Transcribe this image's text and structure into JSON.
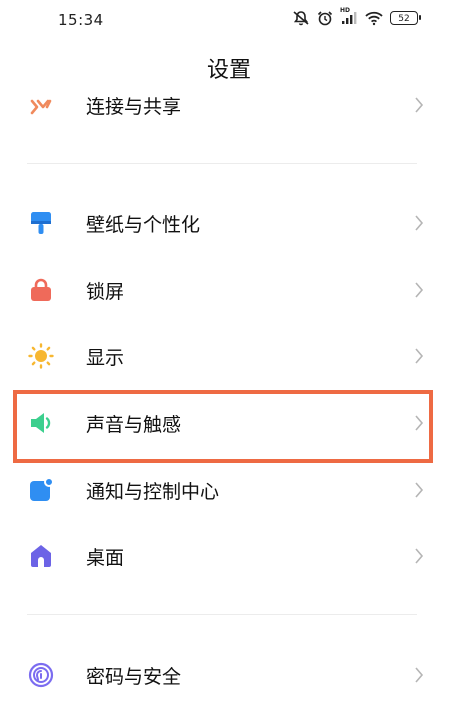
{
  "status_bar": {
    "time": "15:34",
    "hd_label": "HD",
    "battery": "52",
    "icons": [
      "mute-vibrate-icon",
      "alarm-icon",
      "signal-icon",
      "wifi-icon",
      "battery-icon"
    ]
  },
  "header": {
    "title": "设置"
  },
  "settings": {
    "items": [
      {
        "label": "连接与共享",
        "icon": "connection-share-icon",
        "color": "#f08a5d"
      },
      {
        "label": "壁纸与个性化",
        "icon": "wallpaper-icon",
        "color": "#2f8ef2"
      },
      {
        "label": "锁屏",
        "icon": "lock-icon",
        "color": "#ef6a5a"
      },
      {
        "label": "显示",
        "icon": "sun-icon",
        "color": "#f7b731"
      },
      {
        "label": "声音与触感",
        "icon": "speaker-icon",
        "color": "#3ccf8e"
      },
      {
        "label": "通知与控制中心",
        "icon": "notification-icon",
        "color": "#2f8ef2"
      },
      {
        "label": "桌面",
        "icon": "home-icon",
        "color": "#6c63e6"
      },
      {
        "label": "密码与安全",
        "icon": "fingerprint-icon",
        "color": "#7b6cf0"
      }
    ]
  },
  "highlight_color": "#ee6a43"
}
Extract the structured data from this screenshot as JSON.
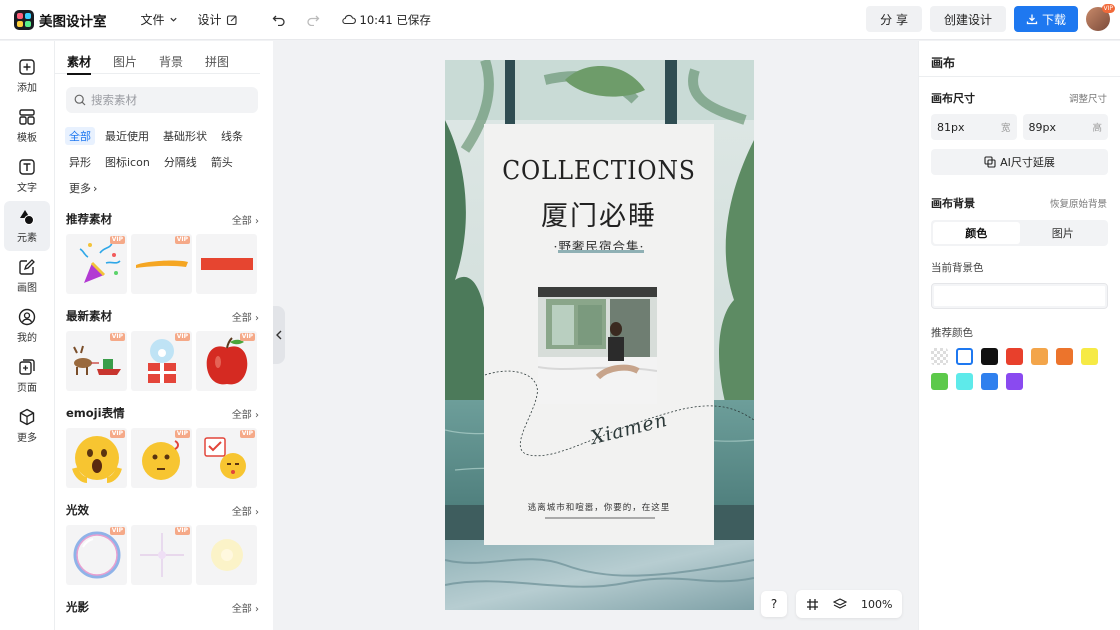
{
  "app": {
    "name": "美图设计室"
  },
  "menu": {
    "file": "文件",
    "design": "设计",
    "saved": "10:41 已保存"
  },
  "actions": {
    "share": "分 享",
    "create": "创建设计",
    "download": "下载",
    "avatar_badge": "VIP"
  },
  "nav": [
    {
      "label": "添加",
      "icon": "plus-square-icon"
    },
    {
      "label": "模板",
      "icon": "template-icon"
    },
    {
      "label": "文字",
      "icon": "text-icon"
    },
    {
      "label": "元素",
      "icon": "shapes-icon"
    },
    {
      "label": "画图",
      "icon": "pencil-icon"
    },
    {
      "label": "我的",
      "icon": "user-icon"
    },
    {
      "label": "页面",
      "icon": "page-add-icon"
    },
    {
      "label": "更多",
      "icon": "cube-icon"
    }
  ],
  "panel": {
    "tabs": [
      "素材",
      "图片",
      "背景",
      "拼图"
    ],
    "search_placeholder": "搜索素材",
    "chips": [
      "全部",
      "最近使用",
      "基础形状",
      "线条",
      "异形",
      "图标icon",
      "分隔线",
      "箭头",
      "更多"
    ],
    "vip": "VIP",
    "all_label": "全部",
    "sections": [
      "推荐素材",
      "最新素材",
      "emoji表情",
      "光效",
      "光影"
    ]
  },
  "poster": {
    "title_en": "COLLECTIONS",
    "title_cn": "厦门必睡",
    "subtitle": "·野奢民宿合集·",
    "signature": "Xiamen",
    "bottom_text": "逃离城市和喧嚣，你要的，在这里"
  },
  "zoom": {
    "help": "?",
    "level": "100%"
  },
  "right": {
    "title": "画布",
    "size_label": "画布尺寸",
    "adjust_size": "调整尺寸",
    "width_value": "81px",
    "width_unit": "宽",
    "height_value": "89px",
    "height_unit": "高",
    "ai_extend": "AI尺寸延展",
    "bg_label": "画布背景",
    "restore_bg": "恢复原始背景",
    "seg_color": "颜色",
    "seg_image": "图片",
    "current_bg": "当前背景色",
    "recommended": "推荐颜色",
    "colors": [
      "transparent",
      "#ffffff",
      "#111111",
      "#e8402c",
      "#f3a54a",
      "#ec742c",
      "#f6ea45",
      "#5cc94a",
      "#5eeaea",
      "#2f80ee",
      "#8a4af0"
    ]
  }
}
══════════
- _Directive_
Look through the entries above. Extract each line with the word "JSON".

- _Solution below_
Transcribe this image's text and structure into JSON.
Extract the structured data from this screenshot as JSON.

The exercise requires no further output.